** RECORDS FOR THE EXERCISE **
*-*-*

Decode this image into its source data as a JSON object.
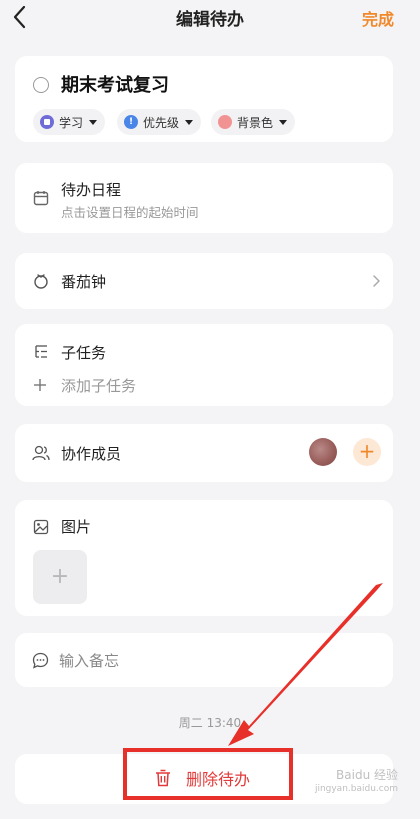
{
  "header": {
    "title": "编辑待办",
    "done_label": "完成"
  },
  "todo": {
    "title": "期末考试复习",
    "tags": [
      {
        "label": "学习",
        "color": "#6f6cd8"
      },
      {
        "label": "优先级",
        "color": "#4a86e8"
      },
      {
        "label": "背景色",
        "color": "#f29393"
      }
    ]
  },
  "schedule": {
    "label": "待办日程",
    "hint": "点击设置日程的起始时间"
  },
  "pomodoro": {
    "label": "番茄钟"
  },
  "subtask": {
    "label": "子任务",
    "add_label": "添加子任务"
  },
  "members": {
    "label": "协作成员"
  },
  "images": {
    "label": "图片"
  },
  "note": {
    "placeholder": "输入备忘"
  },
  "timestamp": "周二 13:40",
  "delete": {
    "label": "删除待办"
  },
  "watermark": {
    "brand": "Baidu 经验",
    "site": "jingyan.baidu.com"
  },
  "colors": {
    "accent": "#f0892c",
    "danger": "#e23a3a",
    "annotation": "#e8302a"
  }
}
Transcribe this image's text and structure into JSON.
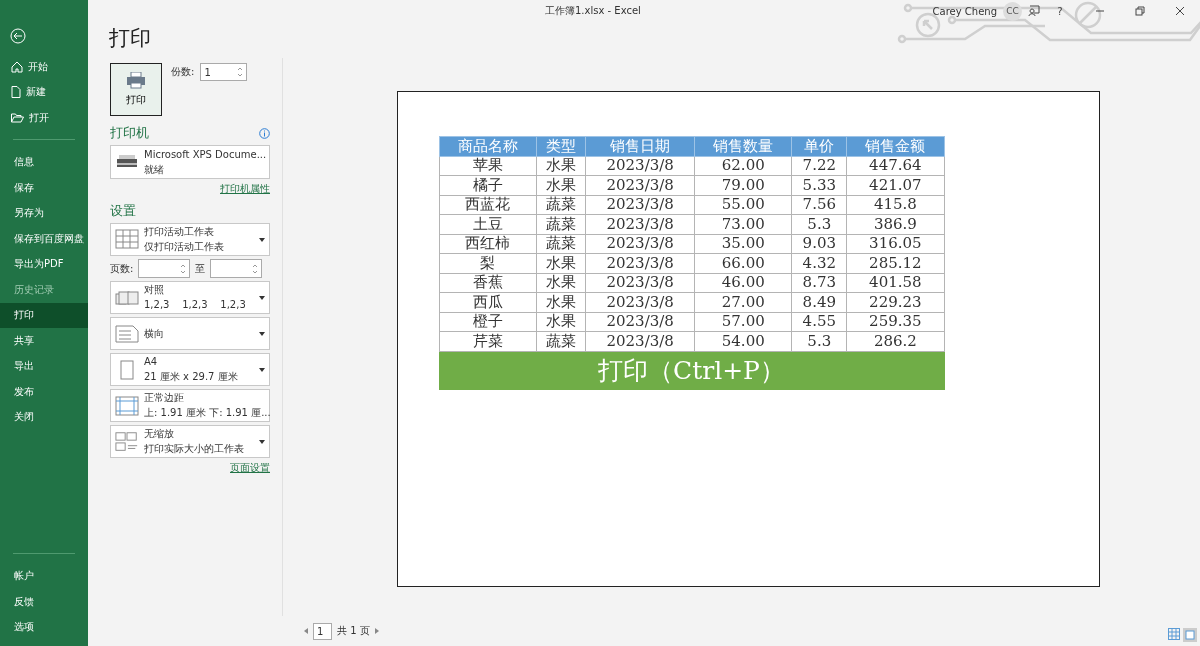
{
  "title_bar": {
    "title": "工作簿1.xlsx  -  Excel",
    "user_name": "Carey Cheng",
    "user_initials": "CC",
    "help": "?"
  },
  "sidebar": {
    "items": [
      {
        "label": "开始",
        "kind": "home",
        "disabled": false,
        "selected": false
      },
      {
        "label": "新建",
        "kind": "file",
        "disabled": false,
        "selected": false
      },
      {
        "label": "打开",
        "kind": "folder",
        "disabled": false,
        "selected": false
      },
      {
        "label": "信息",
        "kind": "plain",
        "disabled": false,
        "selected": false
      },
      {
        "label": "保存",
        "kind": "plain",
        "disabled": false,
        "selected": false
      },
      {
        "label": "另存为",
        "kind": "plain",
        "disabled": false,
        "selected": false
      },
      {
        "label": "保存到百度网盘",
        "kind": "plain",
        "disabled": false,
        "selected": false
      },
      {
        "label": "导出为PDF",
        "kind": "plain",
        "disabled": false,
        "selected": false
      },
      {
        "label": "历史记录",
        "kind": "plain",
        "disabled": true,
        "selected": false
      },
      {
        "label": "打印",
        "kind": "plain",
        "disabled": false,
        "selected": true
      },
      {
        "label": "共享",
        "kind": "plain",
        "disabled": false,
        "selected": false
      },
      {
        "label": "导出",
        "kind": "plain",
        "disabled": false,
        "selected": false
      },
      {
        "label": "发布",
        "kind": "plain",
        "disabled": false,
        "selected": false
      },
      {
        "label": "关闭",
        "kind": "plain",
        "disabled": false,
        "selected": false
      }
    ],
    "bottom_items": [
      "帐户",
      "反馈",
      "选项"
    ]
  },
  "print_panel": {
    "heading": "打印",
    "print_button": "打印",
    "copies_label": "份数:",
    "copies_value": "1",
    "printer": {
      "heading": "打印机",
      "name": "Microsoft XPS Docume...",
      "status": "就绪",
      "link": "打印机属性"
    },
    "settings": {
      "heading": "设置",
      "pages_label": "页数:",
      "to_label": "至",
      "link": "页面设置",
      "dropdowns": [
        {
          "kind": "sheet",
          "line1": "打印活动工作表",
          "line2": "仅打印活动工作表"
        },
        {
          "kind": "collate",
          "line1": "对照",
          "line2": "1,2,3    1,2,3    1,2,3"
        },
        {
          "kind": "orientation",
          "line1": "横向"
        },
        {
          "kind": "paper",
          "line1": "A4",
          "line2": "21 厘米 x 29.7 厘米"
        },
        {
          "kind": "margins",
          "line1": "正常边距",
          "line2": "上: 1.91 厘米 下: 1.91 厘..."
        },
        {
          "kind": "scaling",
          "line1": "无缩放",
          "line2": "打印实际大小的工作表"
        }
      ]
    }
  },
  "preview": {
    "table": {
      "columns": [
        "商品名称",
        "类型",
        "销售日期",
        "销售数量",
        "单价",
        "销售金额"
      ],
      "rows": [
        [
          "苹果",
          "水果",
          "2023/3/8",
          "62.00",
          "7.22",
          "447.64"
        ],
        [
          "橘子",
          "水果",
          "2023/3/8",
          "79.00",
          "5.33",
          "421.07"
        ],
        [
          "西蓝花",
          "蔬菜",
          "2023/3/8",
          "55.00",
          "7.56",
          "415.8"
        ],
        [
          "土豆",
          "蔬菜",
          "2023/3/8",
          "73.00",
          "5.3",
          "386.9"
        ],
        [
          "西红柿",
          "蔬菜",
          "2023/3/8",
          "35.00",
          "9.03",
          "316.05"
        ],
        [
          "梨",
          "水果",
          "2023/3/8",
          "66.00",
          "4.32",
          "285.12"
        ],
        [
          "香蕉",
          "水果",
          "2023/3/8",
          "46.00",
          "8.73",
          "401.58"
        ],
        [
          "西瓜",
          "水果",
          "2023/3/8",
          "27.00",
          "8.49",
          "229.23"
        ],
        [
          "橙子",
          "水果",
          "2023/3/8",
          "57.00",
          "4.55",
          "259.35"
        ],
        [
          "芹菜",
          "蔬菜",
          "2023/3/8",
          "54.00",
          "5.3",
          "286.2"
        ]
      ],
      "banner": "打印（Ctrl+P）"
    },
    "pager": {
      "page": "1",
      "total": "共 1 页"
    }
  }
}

*-*-*

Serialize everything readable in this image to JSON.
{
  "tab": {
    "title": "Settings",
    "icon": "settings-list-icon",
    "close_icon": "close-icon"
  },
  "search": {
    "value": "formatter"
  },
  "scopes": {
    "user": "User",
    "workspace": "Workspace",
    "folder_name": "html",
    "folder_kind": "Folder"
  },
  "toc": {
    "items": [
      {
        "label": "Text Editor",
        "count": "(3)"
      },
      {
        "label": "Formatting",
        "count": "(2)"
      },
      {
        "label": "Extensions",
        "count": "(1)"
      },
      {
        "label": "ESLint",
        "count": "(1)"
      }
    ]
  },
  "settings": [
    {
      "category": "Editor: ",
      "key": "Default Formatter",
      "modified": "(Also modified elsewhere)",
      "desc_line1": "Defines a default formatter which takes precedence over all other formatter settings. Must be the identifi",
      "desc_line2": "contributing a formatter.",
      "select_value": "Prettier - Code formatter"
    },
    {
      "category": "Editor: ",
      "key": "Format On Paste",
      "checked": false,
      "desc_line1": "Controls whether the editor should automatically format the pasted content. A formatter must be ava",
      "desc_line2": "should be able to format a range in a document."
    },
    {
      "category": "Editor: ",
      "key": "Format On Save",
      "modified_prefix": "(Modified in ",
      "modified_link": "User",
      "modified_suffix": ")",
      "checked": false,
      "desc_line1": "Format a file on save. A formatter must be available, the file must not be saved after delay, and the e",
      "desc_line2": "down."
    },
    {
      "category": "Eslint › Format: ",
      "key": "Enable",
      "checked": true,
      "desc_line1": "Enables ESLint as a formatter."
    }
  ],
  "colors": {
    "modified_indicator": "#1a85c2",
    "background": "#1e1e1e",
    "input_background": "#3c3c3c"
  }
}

*-*-*

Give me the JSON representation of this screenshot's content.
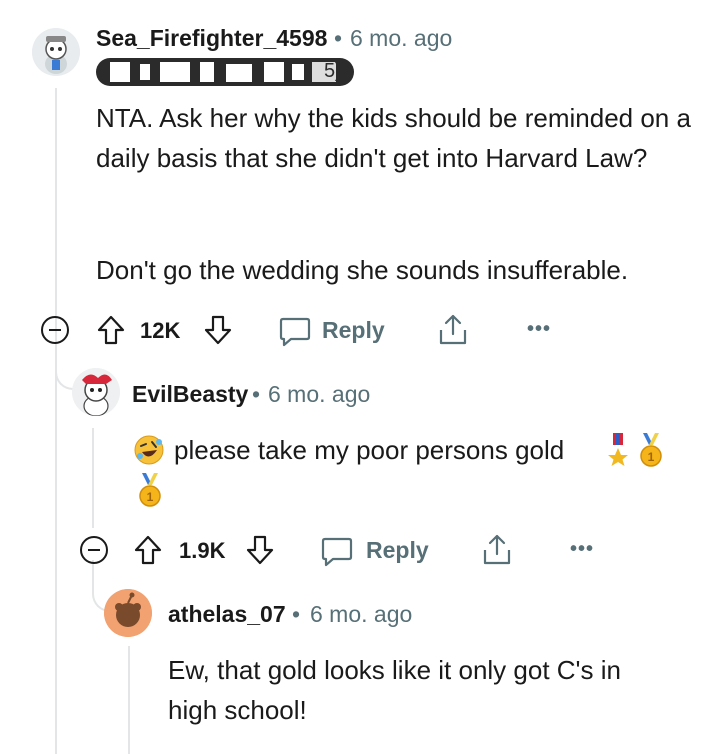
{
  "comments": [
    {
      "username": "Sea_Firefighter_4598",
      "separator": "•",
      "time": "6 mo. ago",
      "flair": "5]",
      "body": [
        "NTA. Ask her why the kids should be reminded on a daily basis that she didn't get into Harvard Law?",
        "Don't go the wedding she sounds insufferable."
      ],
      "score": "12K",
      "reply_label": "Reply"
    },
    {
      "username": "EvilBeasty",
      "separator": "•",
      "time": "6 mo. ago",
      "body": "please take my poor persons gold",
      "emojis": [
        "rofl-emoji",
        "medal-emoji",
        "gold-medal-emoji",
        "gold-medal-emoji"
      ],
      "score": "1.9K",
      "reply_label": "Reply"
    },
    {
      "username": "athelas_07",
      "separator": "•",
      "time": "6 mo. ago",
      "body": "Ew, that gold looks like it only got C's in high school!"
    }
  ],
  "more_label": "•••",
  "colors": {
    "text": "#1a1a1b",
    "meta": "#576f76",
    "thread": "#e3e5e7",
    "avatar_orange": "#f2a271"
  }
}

*-*-*

** PROBLEM TO WORK ON **
How many lines in the records above contain the word "JSON"? Reply with the number and nothing more.

** RESULT FOR THIS EXERCISE **
4